── Exercise data ──
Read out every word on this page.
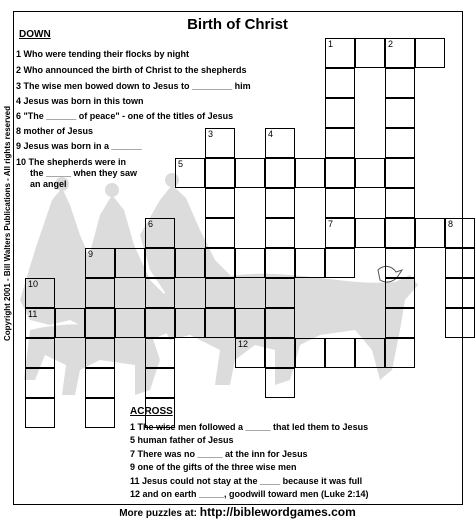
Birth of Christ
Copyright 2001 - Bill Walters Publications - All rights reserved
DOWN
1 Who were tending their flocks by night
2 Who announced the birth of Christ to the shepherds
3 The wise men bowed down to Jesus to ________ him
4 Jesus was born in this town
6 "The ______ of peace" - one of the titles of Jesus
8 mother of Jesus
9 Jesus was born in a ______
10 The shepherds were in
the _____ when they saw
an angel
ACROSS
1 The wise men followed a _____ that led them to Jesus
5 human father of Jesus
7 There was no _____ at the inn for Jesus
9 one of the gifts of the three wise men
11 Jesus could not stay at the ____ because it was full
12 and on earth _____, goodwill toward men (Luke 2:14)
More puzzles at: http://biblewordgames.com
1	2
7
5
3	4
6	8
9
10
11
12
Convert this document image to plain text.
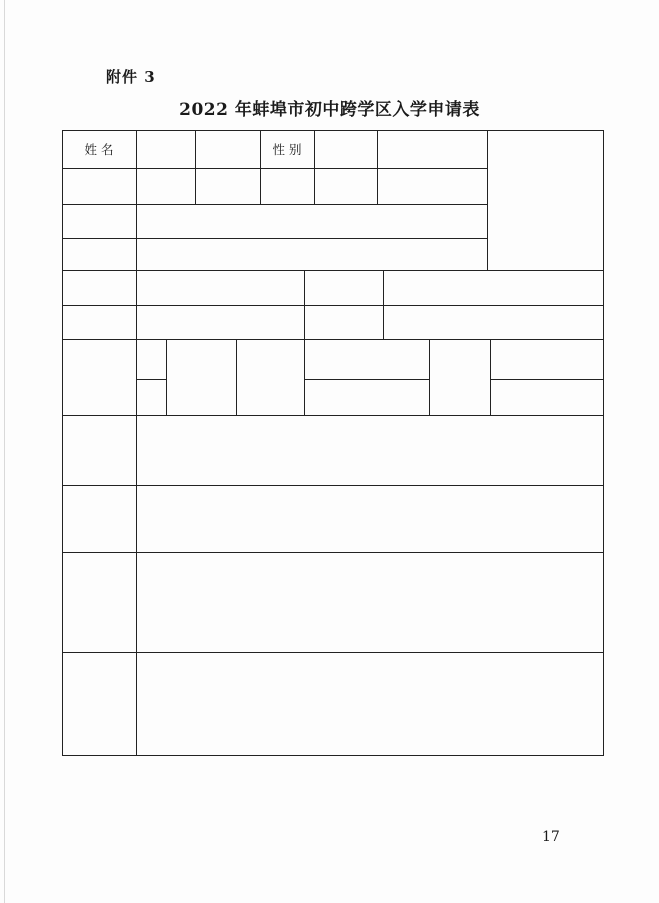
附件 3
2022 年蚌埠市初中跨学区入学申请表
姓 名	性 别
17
───
What is asked:
Exactly the lines from the line with "Convert this document image to plain text." through the last line of the listing, both included, should be extracted, and the pictures left behind.

Output below:
Convert this document image to plain text.
附件 3
2022 年蚌埠市初中跨学区入学申请表
姓 名	性 别
17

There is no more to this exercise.